Stated task
Which lines in the material below contain the word "numeric"? Copy each of them.

Data
..............................

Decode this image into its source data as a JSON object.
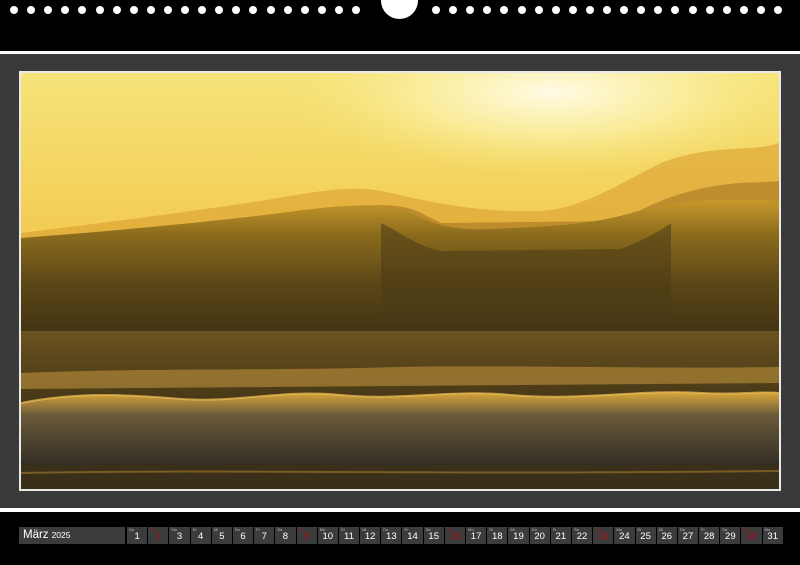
{
  "calendar": {
    "month": "März",
    "year": "2025",
    "days": [
      {
        "dow": "Sa",
        "num": "1",
        "sunday": false
      },
      {
        "dow": "So",
        "num": "2",
        "sunday": true
      },
      {
        "dow": "Mo",
        "num": "3",
        "sunday": false
      },
      {
        "dow": "Di",
        "num": "4",
        "sunday": false
      },
      {
        "dow": "Mi",
        "num": "5",
        "sunday": false
      },
      {
        "dow": "Do",
        "num": "6",
        "sunday": false
      },
      {
        "dow": "Fr",
        "num": "7",
        "sunday": false
      },
      {
        "dow": "Sa",
        "num": "8",
        "sunday": false
      },
      {
        "dow": "So",
        "num": "9",
        "sunday": true
      },
      {
        "dow": "Mo",
        "num": "10",
        "sunday": false
      },
      {
        "dow": "Di",
        "num": "11",
        "sunday": false
      },
      {
        "dow": "Mi",
        "num": "12",
        "sunday": false
      },
      {
        "dow": "Do",
        "num": "13",
        "sunday": false
      },
      {
        "dow": "Fr",
        "num": "14",
        "sunday": false
      },
      {
        "dow": "Sa",
        "num": "15",
        "sunday": false
      },
      {
        "dow": "So",
        "num": "16",
        "sunday": true
      },
      {
        "dow": "Mo",
        "num": "17",
        "sunday": false
      },
      {
        "dow": "Di",
        "num": "18",
        "sunday": false
      },
      {
        "dow": "Mi",
        "num": "19",
        "sunday": false
      },
      {
        "dow": "Do",
        "num": "20",
        "sunday": false
      },
      {
        "dow": "Fr",
        "num": "21",
        "sunday": false
      },
      {
        "dow": "Sa",
        "num": "22",
        "sunday": false
      },
      {
        "dow": "So",
        "num": "23",
        "sunday": true
      },
      {
        "dow": "Mo",
        "num": "24",
        "sunday": false
      },
      {
        "dow": "Di",
        "num": "25",
        "sunday": false
      },
      {
        "dow": "Mi",
        "num": "26",
        "sunday": false
      },
      {
        "dow": "Do",
        "num": "27",
        "sunday": false
      },
      {
        "dow": "Fr",
        "num": "28",
        "sunday": false
      },
      {
        "dow": "Sa",
        "num": "29",
        "sunday": false
      },
      {
        "dow": "So",
        "num": "30",
        "sunday": true
      },
      {
        "dow": "Mo",
        "num": "31",
        "sunday": false
      }
    ]
  },
  "colors": {
    "sunday": "#b3121b",
    "background": "#3a3a3a",
    "sky": "#f4c646",
    "sea": "#3a2e12"
  }
}
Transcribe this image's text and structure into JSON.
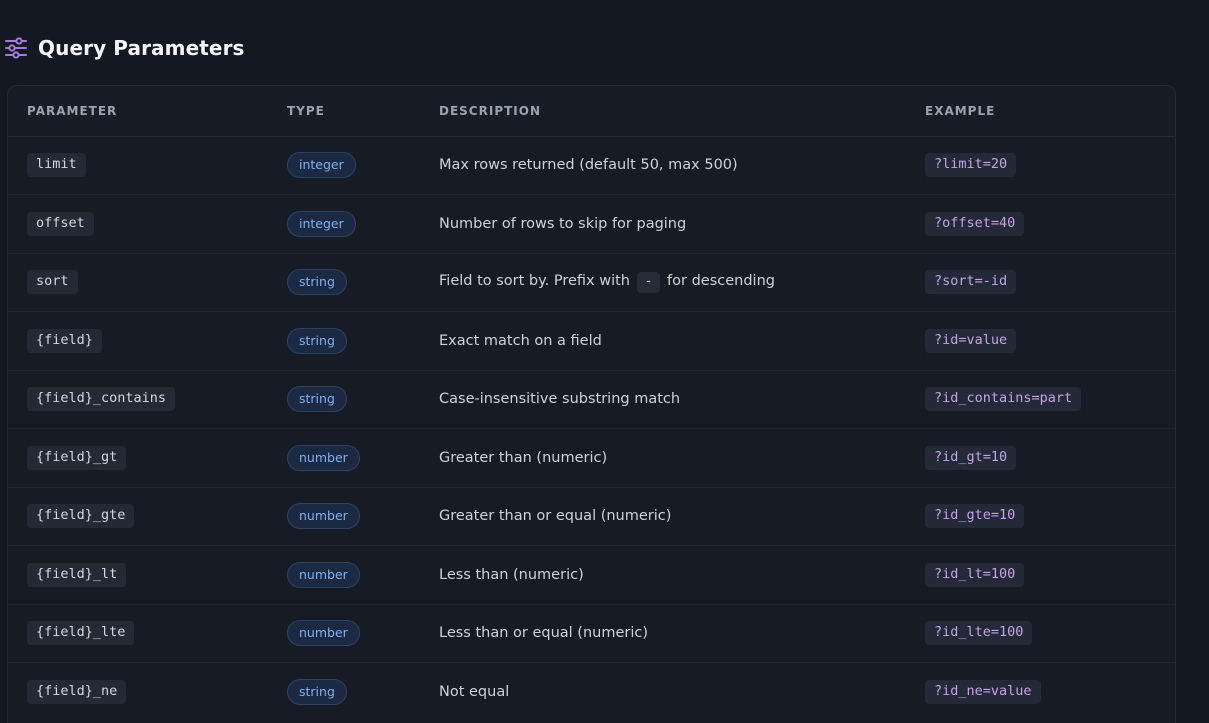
{
  "section": {
    "title": "Query Parameters",
    "icon": "sliders-icon",
    "accent_color": "#a77ddf"
  },
  "table": {
    "headers": {
      "parameter": "PARAMETER",
      "type": "TYPE",
      "description": "DESCRIPTION",
      "example": "EXAMPLE"
    },
    "rows": [
      {
        "param": "limit",
        "type": "integer",
        "desc_pre": "Max rows returned (default 50, max 500)",
        "desc_code": "",
        "desc_post": "",
        "example": "?limit=20"
      },
      {
        "param": "offset",
        "type": "integer",
        "desc_pre": "Number of rows to skip for paging",
        "desc_code": "",
        "desc_post": "",
        "example": "?offset=40"
      },
      {
        "param": "sort",
        "type": "string",
        "desc_pre": "Field to sort by. Prefix with",
        "desc_code": "-",
        "desc_post": "for descending",
        "example": "?sort=-id"
      },
      {
        "param": "{field}",
        "type": "string",
        "desc_pre": "Exact match on a field",
        "desc_code": "",
        "desc_post": "",
        "example": "?id=value"
      },
      {
        "param": "{field}_contains",
        "type": "string",
        "desc_pre": "Case-insensitive substring match",
        "desc_code": "",
        "desc_post": "",
        "example": "?id_contains=part"
      },
      {
        "param": "{field}_gt",
        "type": "number",
        "desc_pre": "Greater than (numeric)",
        "desc_code": "",
        "desc_post": "",
        "example": "?id_gt=10"
      },
      {
        "param": "{field}_gte",
        "type": "number",
        "desc_pre": "Greater than or equal (numeric)",
        "desc_code": "",
        "desc_post": "",
        "example": "?id_gte=10"
      },
      {
        "param": "{field}_lt",
        "type": "number",
        "desc_pre": "Less than (numeric)",
        "desc_code": "",
        "desc_post": "",
        "example": "?id_lt=100"
      },
      {
        "param": "{field}_lte",
        "type": "number",
        "desc_pre": "Less than or equal (numeric)",
        "desc_code": "",
        "desc_post": "",
        "example": "?id_lte=100"
      },
      {
        "param": "{field}_ne",
        "type": "string",
        "desc_pre": "Not equal",
        "desc_code": "",
        "desc_post": "",
        "example": "?id_ne=value"
      }
    ]
  }
}
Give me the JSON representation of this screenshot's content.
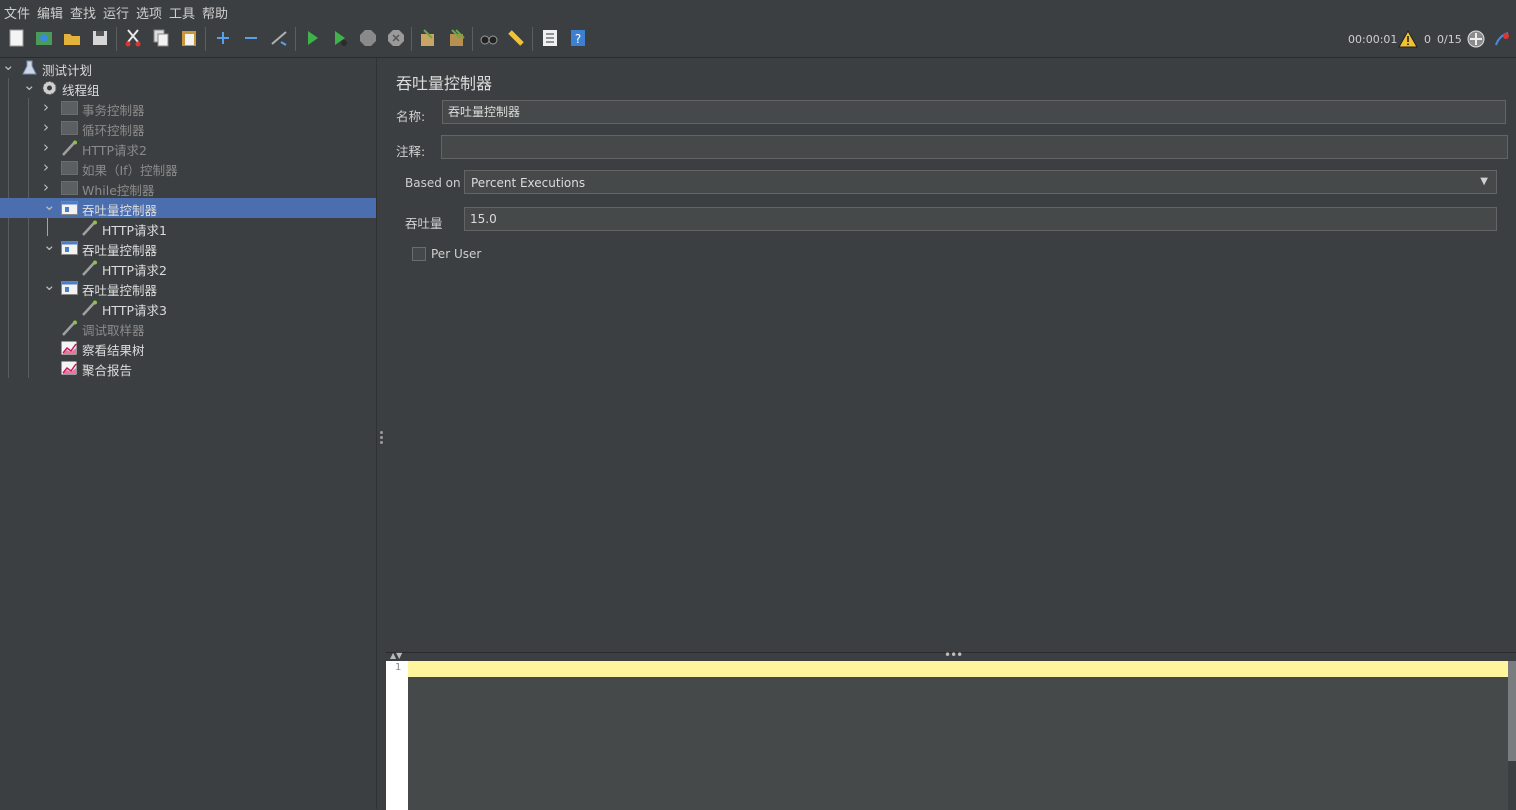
{
  "menu": [
    "文件",
    "编辑",
    "查找",
    "运行",
    "选项",
    "工具",
    "帮助"
  ],
  "toolbar": {
    "icons": [
      "new-icon",
      "templates-icon",
      "open-icon",
      "save-icon",
      "cut-icon",
      "copy-icon",
      "paste-icon",
      "expand-icon",
      "collapse-icon",
      "toggle-icon",
      "start-icon",
      "start-no-pause-icon",
      "stop-icon",
      "shutdown-icon",
      "clear-icon",
      "clear-all-icon",
      "search-icon",
      "reset-search-icon",
      "function-helper-icon",
      "help-icon"
    ]
  },
  "status": {
    "elapsed": "00:00:01",
    "warnings": "0",
    "threads": "0/15"
  },
  "tree": [
    {
      "label": "测试计划",
      "indent": 0,
      "expand": "open",
      "icon": "flask-icon",
      "dim": false
    },
    {
      "label": "线程组",
      "indent": 1,
      "expand": "open",
      "icon": "gear-icon",
      "dim": false
    },
    {
      "label": "事务控制器",
      "indent": 2,
      "expand": "closed",
      "icon": "controller-icon",
      "dim": true
    },
    {
      "label": "循环控制器",
      "indent": 2,
      "expand": "closed",
      "icon": "controller-icon",
      "dim": true
    },
    {
      "label": "HTTP请求2",
      "indent": 2,
      "expand": "closed",
      "icon": "pipette-icon",
      "dim": true
    },
    {
      "label": "如果（If）控制器",
      "indent": 2,
      "expand": "closed",
      "icon": "controller-icon",
      "dim": true
    },
    {
      "label": "While控制器",
      "indent": 2,
      "expand": "closed",
      "icon": "controller-icon",
      "dim": true
    },
    {
      "label": "吞吐量控制器",
      "indent": 2,
      "expand": "open",
      "icon": "throughput-icon",
      "dim": false,
      "selected": true
    },
    {
      "label": "HTTP请求1",
      "indent": 3,
      "expand": "none",
      "icon": "pipette-icon",
      "dim": false
    },
    {
      "label": "吞吐量控制器",
      "indent": 2,
      "expand": "open",
      "icon": "throughput-icon",
      "dim": false
    },
    {
      "label": "HTTP请求2",
      "indent": 3,
      "expand": "none",
      "icon": "pipette-icon",
      "dim": false
    },
    {
      "label": "吞吐量控制器",
      "indent": 2,
      "expand": "open",
      "icon": "throughput-icon",
      "dim": false
    },
    {
      "label": "HTTP请求3",
      "indent": 3,
      "expand": "none",
      "icon": "pipette-icon",
      "dim": false
    },
    {
      "label": "调试取样器",
      "indent": 2,
      "expand": "none",
      "icon": "pipette-icon",
      "dim": true
    },
    {
      "label": "察看结果树",
      "indent": 2,
      "expand": "none",
      "icon": "chart-icon",
      "dim": false
    },
    {
      "label": "聚合报告",
      "indent": 2,
      "expand": "none",
      "icon": "chart-icon",
      "dim": false
    }
  ],
  "panel": {
    "title": "吞吐量控制器",
    "name_label": "名称:",
    "name_value": "吞吐量控制器",
    "comment_label": "注释:",
    "comment_value": "",
    "based_on_label": "Based on",
    "based_on_value": "Percent Executions",
    "throughput_label": "吞吐量",
    "throughput_value": "15.0",
    "per_user_label": "Per User"
  },
  "editor": {
    "line_number": "1"
  },
  "colors": {
    "selection": "#4b6eaf",
    "background": "#3c3f41",
    "current_line": "#fff59c"
  }
}
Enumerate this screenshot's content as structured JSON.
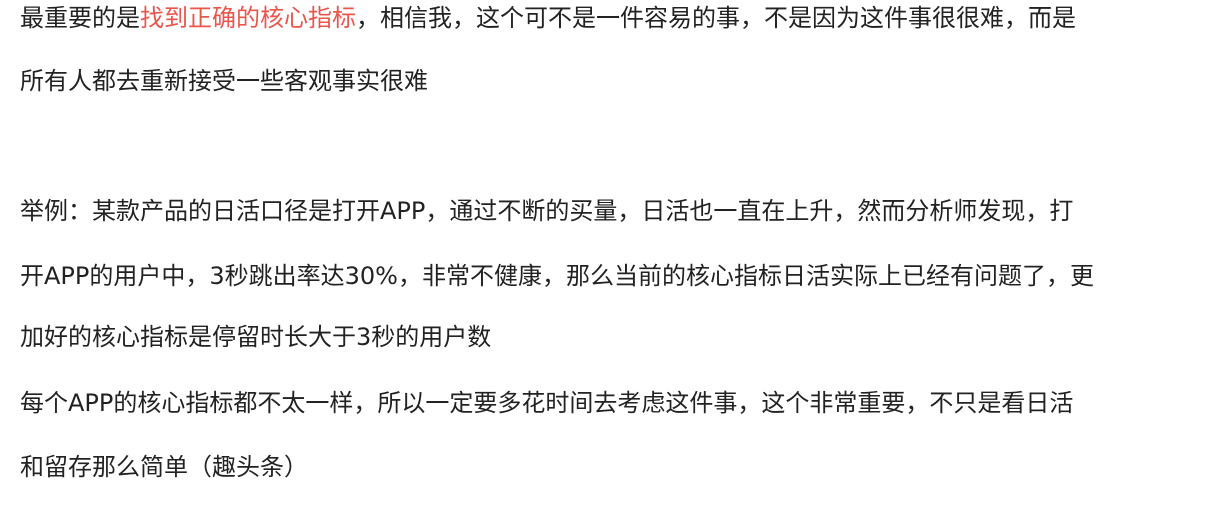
{
  "paragraph1": {
    "prefix": "最重要的是",
    "highlight": "找到正确的核心指标",
    "suffix": "，相信我，这个可不是一件容易的事，不是因为这件事很很难，而是",
    "line2": "所有人都去重新接受一些客观事实很难"
  },
  "paragraph2": {
    "line1": "举例：某款产品的日活口径是打开APP，通过不断的买量，日活也一直在上升，然而分析师发现，打",
    "line2": "开APP的用户中，3秒跳出率达30%，非常不健康，那么当前的核心指标日活实际上已经有问题了，更",
    "line3": "加好的核心指标是停留时长大于3秒的用户数"
  },
  "paragraph3": {
    "line1": "每个APP的核心指标都不太一样，所以一定要多花时间去考虑这件事，这个非常重要，不只是看日活",
    "line2": "和留存那么简单（趣头条）"
  },
  "colors": {
    "text": "#222222",
    "highlight": "#e8564c",
    "background": "#ffffff"
  }
}
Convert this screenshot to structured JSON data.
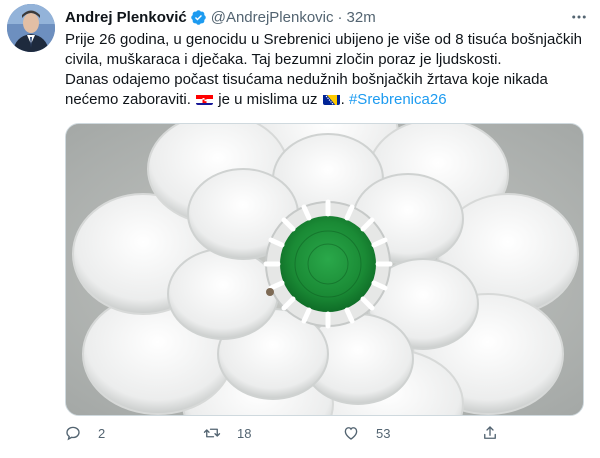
{
  "author": {
    "name": "Andrej Plenković",
    "handle": "@AndrejPlenkovic",
    "separator": "·",
    "time": "32m",
    "verified": true
  },
  "tweet": {
    "line1": "Prije 26 godina, u genocidu u Srebrenici ubijeno je više od 8 tisuća bošnjačkih civila, muškaraca i dječaka. Taj bezumni zločin poraz je ljudskosti.",
    "line2_part1": "Danas odajemo počast tisućama nedužnih bošnjačkih žrtava koje nikada nećemo zaboraviti.",
    "line2_part2": "je u mislima uz",
    "line2_part3": ".",
    "hashtag": "#Srebrenica26",
    "flag1": "flag-croatia",
    "flag2": "flag-bosnia-herzegovina"
  },
  "media": {
    "subject": "white-crocheted-flower-with-green-center"
  },
  "actions": {
    "reply_count": "2",
    "retweet_count": "18",
    "like_count": "53"
  },
  "colors": {
    "link": "#1d9bf0",
    "secondary_text": "#536471",
    "verified": "#1d9bf0"
  }
}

..............................

Task output
        "desc_pre": "Greater than (numeric)",
        "desc_pre": "Greater than or equal (numeric)",
        "desc_pre": "Less than (numeric)",
        "desc_pre": "Less than or equal (numeric)",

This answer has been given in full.